§ AIM OF THE EXERCISE
Copy every line of the data that includes the string "students".
__________________________________________________
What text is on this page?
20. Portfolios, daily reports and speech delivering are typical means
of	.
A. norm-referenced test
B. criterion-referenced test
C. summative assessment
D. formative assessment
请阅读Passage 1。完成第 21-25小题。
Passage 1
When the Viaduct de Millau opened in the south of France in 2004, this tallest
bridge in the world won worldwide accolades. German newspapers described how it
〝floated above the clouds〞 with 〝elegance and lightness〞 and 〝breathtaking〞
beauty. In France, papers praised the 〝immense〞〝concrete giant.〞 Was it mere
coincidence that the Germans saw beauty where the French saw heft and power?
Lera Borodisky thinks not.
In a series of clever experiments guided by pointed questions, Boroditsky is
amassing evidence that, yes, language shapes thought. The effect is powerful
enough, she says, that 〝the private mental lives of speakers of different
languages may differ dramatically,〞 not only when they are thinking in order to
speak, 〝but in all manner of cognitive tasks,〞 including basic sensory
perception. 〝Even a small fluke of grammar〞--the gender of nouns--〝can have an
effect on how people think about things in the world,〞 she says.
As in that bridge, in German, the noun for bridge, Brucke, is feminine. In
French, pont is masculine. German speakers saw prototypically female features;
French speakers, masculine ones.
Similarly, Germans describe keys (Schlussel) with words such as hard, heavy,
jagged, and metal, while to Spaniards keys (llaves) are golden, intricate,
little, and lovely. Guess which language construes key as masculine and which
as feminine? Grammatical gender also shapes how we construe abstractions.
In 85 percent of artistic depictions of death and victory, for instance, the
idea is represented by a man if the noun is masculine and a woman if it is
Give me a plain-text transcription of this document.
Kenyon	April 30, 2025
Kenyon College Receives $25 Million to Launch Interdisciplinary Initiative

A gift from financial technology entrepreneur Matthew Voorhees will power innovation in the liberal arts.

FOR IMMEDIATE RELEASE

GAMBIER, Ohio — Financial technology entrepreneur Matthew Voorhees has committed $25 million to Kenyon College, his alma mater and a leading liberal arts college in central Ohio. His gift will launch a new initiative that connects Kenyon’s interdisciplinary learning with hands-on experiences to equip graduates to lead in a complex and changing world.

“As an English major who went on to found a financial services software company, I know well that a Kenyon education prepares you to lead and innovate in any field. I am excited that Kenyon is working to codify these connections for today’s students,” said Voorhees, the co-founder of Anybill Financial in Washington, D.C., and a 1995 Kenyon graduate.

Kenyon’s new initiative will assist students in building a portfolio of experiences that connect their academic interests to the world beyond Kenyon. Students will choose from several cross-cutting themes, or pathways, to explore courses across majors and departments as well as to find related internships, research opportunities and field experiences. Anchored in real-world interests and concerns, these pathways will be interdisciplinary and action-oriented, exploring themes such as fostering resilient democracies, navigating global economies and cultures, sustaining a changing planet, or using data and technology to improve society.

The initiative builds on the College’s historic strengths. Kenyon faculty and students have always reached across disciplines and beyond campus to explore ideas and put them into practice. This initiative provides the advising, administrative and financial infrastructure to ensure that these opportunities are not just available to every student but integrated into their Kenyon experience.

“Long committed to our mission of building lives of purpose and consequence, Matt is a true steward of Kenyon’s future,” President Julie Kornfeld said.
__________________________________________________
§ ANSWER TO THIS PROBLEM
“As an English major who went on to found a financial services software company, I know well that a Kenyon education prepares you to lead and innovate in any field. I am excited that Kenyon is working to codify these connections for today’s students,” said Voorhees, the co-founder of Anybill Financial in Washington, D.C., and a 1995 Kenyon graduate.
Kenyon’s new initiative will assist students in building a portfolio of experiences that connect their academic interests to the world beyond Kenyon. Students will choose from several cross-cutting themes, or pathways, to explore courses across majors and departments as well as to find related internships, research opportunities and field experiences. Anchored in real-world interests and concerns, these pathways will be interdisciplinary and action-oriented, exploring themes such as fostering resilient democracies, navigating global economies and cultures, sustaining a changing planet, or using data and technology to improve society.
The initiative builds on the College’s historic strengths. Kenyon faculty and students have always reached across disciplines and beyond campus to explore ideas and put them into practice. This initiative provides the advising, administrative and financial infrastructure to ensure that these opportunities are not just available to every student but integrated into their Kenyon experience.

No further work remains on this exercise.